## [OBJECTIVE]
Can you transcribe every entry word for word, skipping the images?

## [DATA LISTING]
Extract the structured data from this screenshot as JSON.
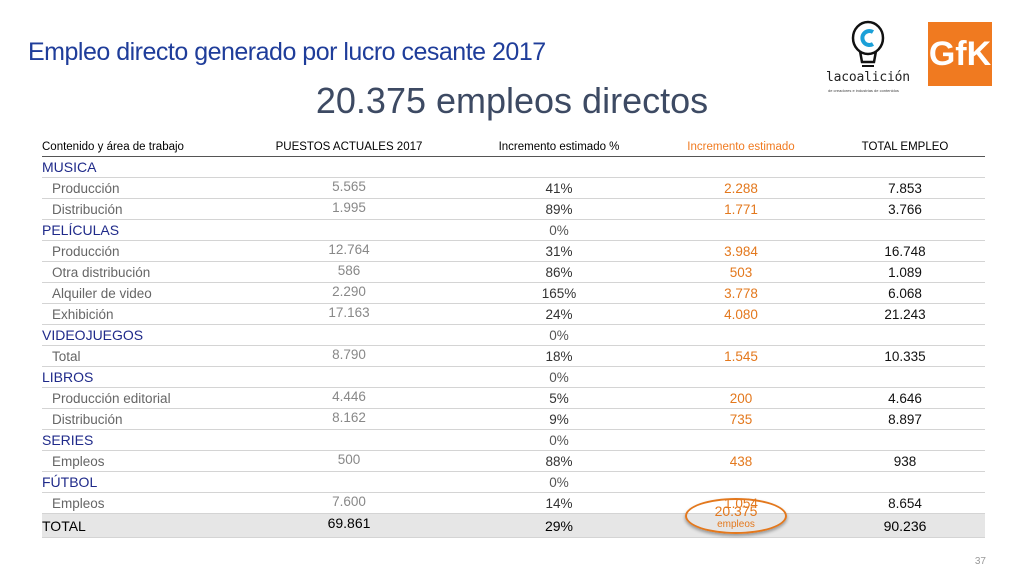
{
  "title": "Empleo directo generado por lucro cesante 2017",
  "headline": "20.375 empleos directos",
  "logos": {
    "coalicion_text": "lacoalición",
    "coalicion_sub": "de creadores e industrias de contenidos",
    "gfk_text": "GfK",
    "gfk_color": "#f07a20"
  },
  "table": {
    "headers": [
      "Contenido y área de trabajo",
      "PUESTOS ACTUALES 2017",
      "Incremento estimado %",
      "Incremento estimado",
      "TOTAL EMPLEO"
    ],
    "rows": [
      {
        "type": "cat",
        "name": "MUSICA",
        "cur": "",
        "pct": "",
        "inc": "",
        "tot": ""
      },
      {
        "type": "item",
        "name": "Producción",
        "cur": "5.565",
        "pct": "41%",
        "inc": "2.288",
        "tot": "7.853"
      },
      {
        "type": "item",
        "name": "Distribución",
        "cur": "1.995",
        "pct": "89%",
        "inc": "1.771",
        "tot": "3.766"
      },
      {
        "type": "cat",
        "name": "PELÍCULAS",
        "cur": "",
        "pct": "0%",
        "inc": "",
        "tot": ""
      },
      {
        "type": "item",
        "name": "Producción",
        "cur": "12.764",
        "pct": "31%",
        "inc": "3.984",
        "tot": "16.748"
      },
      {
        "type": "item",
        "name": "Otra distribución",
        "cur": "586",
        "pct": "86%",
        "inc": "503",
        "tot": "1.089"
      },
      {
        "type": "item",
        "name": "Alquiler de video",
        "cur": "2.290",
        "pct": "165%",
        "inc": "3.778",
        "tot": "6.068"
      },
      {
        "type": "item",
        "name": "Exhibición",
        "cur": "17.163",
        "pct": "24%",
        "inc": "4.080",
        "tot": "21.243"
      },
      {
        "type": "cat",
        "name": "VIDEOJUEGOS",
        "cur": "",
        "pct": "0%",
        "inc": "",
        "tot": ""
      },
      {
        "type": "item",
        "name": "Total",
        "cur": "8.790",
        "pct": "18%",
        "inc": "1.545",
        "tot": "10.335"
      },
      {
        "type": "cat",
        "name": "LIBROS",
        "cur": "",
        "pct": "0%",
        "inc": "",
        "tot": ""
      },
      {
        "type": "item",
        "name": "Producción editorial",
        "cur": "4.446",
        "pct": "5%",
        "inc": "200",
        "tot": "4.646"
      },
      {
        "type": "item",
        "name": "Distribución",
        "cur": "8.162",
        "pct": "9%",
        "inc": "735",
        "tot": "8.897"
      },
      {
        "type": "cat",
        "name": "SERIES",
        "cur": "",
        "pct": "0%",
        "inc": "",
        "tot": ""
      },
      {
        "type": "item",
        "name": "Empleos",
        "cur": "500",
        "pct": "88%",
        "inc": "438",
        "tot": "938"
      },
      {
        "type": "cat",
        "name": "FÚTBOL",
        "cur": "",
        "pct": "0%",
        "inc": "",
        "tot": ""
      },
      {
        "type": "item",
        "name": "Empleos",
        "cur": "7.600",
        "pct": "14%",
        "inc": "1.054",
        "tot": "8.654"
      },
      {
        "type": "total",
        "name": "TOTAL",
        "cur": "69.861",
        "pct": "29%",
        "inc": "",
        "tot": "90.236"
      }
    ]
  },
  "highlight": {
    "value": "20.375",
    "unit": "empleos",
    "color": "#e3781d"
  },
  "page_number": "37"
}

## [EXERCISE RESPONSE]
Extract the structured data from this screenshot as JSON.
{
  "title": "Empleo directo generado por lucro cesante 2017",
  "headline": "20.375 empleos directos",
  "logos": {
    "coalicion_text": "lacoalición",
    "coalicion_sub": "de creadores e industrias de contenidos",
    "gfk_text": "GfK",
    "gfk_color": "#f07a20"
  },
  "table": {
    "headers": [
      "Contenido y área de trabajo",
      "PUESTOS ACTUALES 2017",
      "Incremento estimado %",
      "Incremento estimado",
      "TOTAL EMPLEO"
    ],
    "rows": [
      {
        "type": "cat",
        "name": "MUSICA",
        "cur": "",
        "pct": "",
        "inc": "",
        "tot": ""
      },
      {
        "type": "item",
        "name": "Producción",
        "cur": "5.565",
        "pct": "41%",
        "inc": "2.288",
        "tot": "7.853"
      },
      {
        "type": "item",
        "name": "Distribución",
        "cur": "1.995",
        "pct": "89%",
        "inc": "1.771",
        "tot": "3.766"
      },
      {
        "type": "cat",
        "name": "PELÍCULAS",
        "cur": "",
        "pct": "0%",
        "inc": "",
        "tot": ""
      },
      {
        "type": "item",
        "name": "Producción",
        "cur": "12.764",
        "pct": "31%",
        "inc": "3.984",
        "tot": "16.748"
      },
      {
        "type": "item",
        "name": "Otra distribución",
        "cur": "586",
        "pct": "86%",
        "inc": "503",
        "tot": "1.089"
      },
      {
        "type": "item",
        "name": "Alquiler de video",
        "cur": "2.290",
        "pct": "165%",
        "inc": "3.778",
        "tot": "6.068"
      },
      {
        "type": "item",
        "name": "Exhibición",
        "cur": "17.163",
        "pct": "24%",
        "inc": "4.080",
        "tot": "21.243"
      },
      {
        "type": "cat",
        "name": "VIDEOJUEGOS",
        "cur": "",
        "pct": "0%",
        "inc": "",
        "tot": ""
      },
      {
        "type": "item",
        "name": "Total",
        "cur": "8.790",
        "pct": "18%",
        "inc": "1.545",
        "tot": "10.335"
      },
      {
        "type": "cat",
        "name": "LIBROS",
        "cur": "",
        "pct": "0%",
        "inc": "",
        "tot": ""
      },
      {
        "type": "item",
        "name": "Producción editorial",
        "cur": "4.446",
        "pct": "5%",
        "inc": "200",
        "tot": "4.646"
      },
      {
        "type": "item",
        "name": "Distribución",
        "cur": "8.162",
        "pct": "9%",
        "inc": "735",
        "tot": "8.897"
      },
      {
        "type": "cat",
        "name": "SERIES",
        "cur": "",
        "pct": "0%",
        "inc": "",
        "tot": ""
      },
      {
        "type": "item",
        "name": "Empleos",
        "cur": "500",
        "pct": "88%",
        "inc": "438",
        "tot": "938"
      },
      {
        "type": "cat",
        "name": "FÚTBOL",
        "cur": "",
        "pct": "0%",
        "inc": "",
        "tot": ""
      },
      {
        "type": "item",
        "name": "Empleos",
        "cur": "7.600",
        "pct": "14%",
        "inc": "1.054",
        "tot": "8.654"
      },
      {
        "type": "total",
        "name": "TOTAL",
        "cur": "69.861",
        "pct": "29%",
        "inc": "",
        "tot": "90.236"
      }
    ]
  },
  "highlight": {
    "value": "20.375",
    "unit": "empleos",
    "color": "#e3781d"
  },
  "page_number": "37"
}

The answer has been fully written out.